GIVEN TASK: Skip the images and copy each record exactly as written.

DATASET RECORDS:
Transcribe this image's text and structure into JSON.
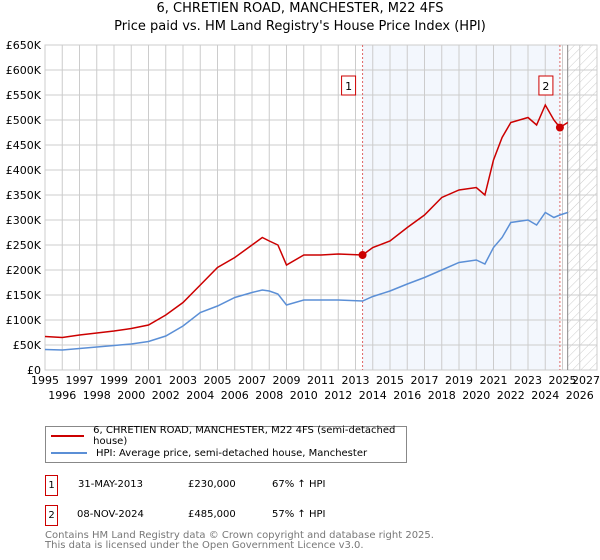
{
  "title": "6, CHRETIEN ROAD, MANCHESTER, M22 4FS",
  "subtitle": "Price paid vs. HM Land Registry's House Price Index (HPI)",
  "chart_data": {
    "type": "line",
    "xlim": [
      1995,
      2027
    ],
    "ylim": [
      0,
      650000
    ],
    "x_ticks": [
      "1995",
      "1996",
      "1997",
      "1998",
      "1999",
      "2000",
      "2001",
      "2002",
      "2003",
      "2004",
      "2005",
      "2006",
      "2007",
      "2008",
      "2009",
      "2010",
      "2011",
      "2012",
      "2013",
      "2014",
      "2015",
      "2016",
      "2017",
      "2018",
      "2019",
      "2020",
      "2021",
      "2022",
      "2023",
      "2024",
      "2025",
      "2026",
      "2027"
    ],
    "y_ticks": [
      {
        "v": 0,
        "l": "£0"
      },
      {
        "v": 50000,
        "l": "£50K"
      },
      {
        "v": 100000,
        "l": "£100K"
      },
      {
        "v": 150000,
        "l": "£150K"
      },
      {
        "v": 200000,
        "l": "£200K"
      },
      {
        "v": 250000,
        "l": "£250K"
      },
      {
        "v": 300000,
        "l": "£300K"
      },
      {
        "v": 350000,
        "l": "£350K"
      },
      {
        "v": 400000,
        "l": "£400K"
      },
      {
        "v": 450000,
        "l": "£450K"
      },
      {
        "v": 500000,
        "l": "£500K"
      },
      {
        "v": 550000,
        "l": "£550K"
      },
      {
        "v": 600000,
        "l": "£600K"
      },
      {
        "v": 650000,
        "l": "£650K"
      }
    ],
    "grid": true,
    "shaded_range": [
      2013.41,
      2024.85
    ],
    "forecast_hatch_from": 2025.3,
    "series": [
      {
        "name": "6, CHRETIEN ROAD, MANCHESTER, M22 4FS (semi-detached house)",
        "color": "#cc0000",
        "x": [
          1995,
          1996,
          1997,
          1998,
          1999,
          2000,
          2001,
          2002,
          2003,
          2004,
          2005,
          2006,
          2007,
          2007.6,
          2008,
          2008.5,
          2009,
          2010,
          2011,
          2012,
          2013.41,
          2014,
          2015,
          2016,
          2017,
          2018,
          2019,
          2020,
          2020.5,
          2021,
          2021.5,
          2022,
          2023,
          2023.5,
          2024,
          2024.5,
          2024.85,
          2025.3
        ],
        "y": [
          67000,
          65000,
          70000,
          74000,
          78000,
          83000,
          90000,
          110000,
          135000,
          170000,
          205000,
          225000,
          250000,
          265000,
          258000,
          250000,
          210000,
          230000,
          230000,
          232000,
          230000,
          245000,
          258000,
          285000,
          310000,
          345000,
          360000,
          365000,
          350000,
          420000,
          465000,
          495000,
          505000,
          490000,
          530000,
          500000,
          485000,
          495000
        ]
      },
      {
        "name": "HPI: Average price, semi-detached house, Manchester",
        "color": "#5b8fd6",
        "x": [
          1995,
          1996,
          1997,
          1998,
          1999,
          2000,
          2001,
          2002,
          2003,
          2004,
          2005,
          2006,
          2007,
          2007.6,
          2008,
          2008.5,
          2009,
          2010,
          2011,
          2012,
          2013.41,
          2014,
          2015,
          2016,
          2017,
          2018,
          2019,
          2020,
          2020.5,
          2021,
          2021.5,
          2022,
          2023,
          2023.5,
          2024,
          2024.5,
          2024.85,
          2025.3
        ],
        "y": [
          41000,
          40000,
          43000,
          46000,
          49000,
          52000,
          57000,
          68000,
          88000,
          115000,
          128000,
          145000,
          155000,
          160000,
          158000,
          152000,
          130000,
          140000,
          140000,
          140000,
          138000,
          147000,
          158000,
          172000,
          185000,
          200000,
          215000,
          220000,
          212000,
          245000,
          265000,
          295000,
          300000,
          290000,
          315000,
          305000,
          310000,
          315000
        ]
      }
    ],
    "sales": [
      {
        "label": "1",
        "x": 2013.41,
        "y": 230000
      },
      {
        "label": "2",
        "x": 2024.85,
        "y": 485000
      }
    ]
  },
  "legend": {
    "red": "6, CHRETIEN ROAD, MANCHESTER, M22 4FS (semi-detached house)",
    "blue": "HPI: Average price, semi-detached house, Manchester"
  },
  "transactions": [
    {
      "n": "1",
      "date": "31-MAY-2013",
      "price": "£230,000",
      "hpi": "67% ↑ HPI"
    },
    {
      "n": "2",
      "date": "08-NOV-2024",
      "price": "£485,000",
      "hpi": "57% ↑ HPI"
    }
  ],
  "footer": [
    "Contains HM Land Registry data © Crown copyright and database right 2025.",
    "This data is licensed under the Open Government Licence v3.0."
  ]
}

THE RESPONSE:
Transcribe this image's text and structure into JSON.
{
  "title": "6, CHRETIEN ROAD, MANCHESTER, M22 4FS",
  "subtitle": "Price paid vs. HM Land Registry's House Price Index (HPI)",
  "chart_data": {
    "type": "line",
    "xlim": [
      1995,
      2027
    ],
    "ylim": [
      0,
      650000
    ],
    "x_ticks": [
      "1995",
      "1996",
      "1997",
      "1998",
      "1999",
      "2000",
      "2001",
      "2002",
      "2003",
      "2004",
      "2005",
      "2006",
      "2007",
      "2008",
      "2009",
      "2010",
      "2011",
      "2012",
      "2013",
      "2014",
      "2015",
      "2016",
      "2017",
      "2018",
      "2019",
      "2020",
      "2021",
      "2022",
      "2023",
      "2024",
      "2025",
      "2026",
      "2027"
    ],
    "y_ticks": [
      {
        "v": 0,
        "l": "£0"
      },
      {
        "v": 50000,
        "l": "£50K"
      },
      {
        "v": 100000,
        "l": "£100K"
      },
      {
        "v": 150000,
        "l": "£150K"
      },
      {
        "v": 200000,
        "l": "£200K"
      },
      {
        "v": 250000,
        "l": "£250K"
      },
      {
        "v": 300000,
        "l": "£300K"
      },
      {
        "v": 350000,
        "l": "£350K"
      },
      {
        "v": 400000,
        "l": "£400K"
      },
      {
        "v": 450000,
        "l": "£450K"
      },
      {
        "v": 500000,
        "l": "£500K"
      },
      {
        "v": 550000,
        "l": "£550K"
      },
      {
        "v": 600000,
        "l": "£600K"
      },
      {
        "v": 650000,
        "l": "£650K"
      }
    ],
    "grid": true,
    "shaded_range": [
      2013.41,
      2024.85
    ],
    "forecast_hatch_from": 2025.3,
    "series": [
      {
        "name": "6, CHRETIEN ROAD, MANCHESTER, M22 4FS (semi-detached house)",
        "color": "#cc0000",
        "x": [
          1995,
          1996,
          1997,
          1998,
          1999,
          2000,
          2001,
          2002,
          2003,
          2004,
          2005,
          2006,
          2007,
          2007.6,
          2008,
          2008.5,
          2009,
          2010,
          2011,
          2012,
          2013.41,
          2014,
          2015,
          2016,
          2017,
          2018,
          2019,
          2020,
          2020.5,
          2021,
          2021.5,
          2022,
          2023,
          2023.5,
          2024,
          2024.5,
          2024.85,
          2025.3
        ],
        "y": [
          67000,
          65000,
          70000,
          74000,
          78000,
          83000,
          90000,
          110000,
          135000,
          170000,
          205000,
          225000,
          250000,
          265000,
          258000,
          250000,
          210000,
          230000,
          230000,
          232000,
          230000,
          245000,
          258000,
          285000,
          310000,
          345000,
          360000,
          365000,
          350000,
          420000,
          465000,
          495000,
          505000,
          490000,
          530000,
          500000,
          485000,
          495000
        ]
      },
      {
        "name": "HPI: Average price, semi-detached house, Manchester",
        "color": "#5b8fd6",
        "x": [
          1995,
          1996,
          1997,
          1998,
          1999,
          2000,
          2001,
          2002,
          2003,
          2004,
          2005,
          2006,
          2007,
          2007.6,
          2008,
          2008.5,
          2009,
          2010,
          2011,
          2012,
          2013.41,
          2014,
          2015,
          2016,
          2017,
          2018,
          2019,
          2020,
          2020.5,
          2021,
          2021.5,
          2022,
          2023,
          2023.5,
          2024,
          2024.5,
          2024.85,
          2025.3
        ],
        "y": [
          41000,
          40000,
          43000,
          46000,
          49000,
          52000,
          57000,
          68000,
          88000,
          115000,
          128000,
          145000,
          155000,
          160000,
          158000,
          152000,
          130000,
          140000,
          140000,
          140000,
          138000,
          147000,
          158000,
          172000,
          185000,
          200000,
          215000,
          220000,
          212000,
          245000,
          265000,
          295000,
          300000,
          290000,
          315000,
          305000,
          310000,
          315000
        ]
      }
    ],
    "sales": [
      {
        "label": "1",
        "x": 2013.41,
        "y": 230000
      },
      {
        "label": "2",
        "x": 2024.85,
        "y": 485000
      }
    ]
  },
  "legend": {
    "red": "6, CHRETIEN ROAD, MANCHESTER, M22 4FS (semi-detached house)",
    "blue": "HPI: Average price, semi-detached house, Manchester"
  },
  "transactions": [
    {
      "n": "1",
      "date": "31-MAY-2013",
      "price": "£230,000",
      "hpi": "67% ↑ HPI"
    },
    {
      "n": "2",
      "date": "08-NOV-2024",
      "price": "£485,000",
      "hpi": "57% ↑ HPI"
    }
  ],
  "footer": [
    "Contains HM Land Registry data © Crown copyright and database right 2025.",
    "This data is licensed under the Open Government Licence v3.0."
  ]
}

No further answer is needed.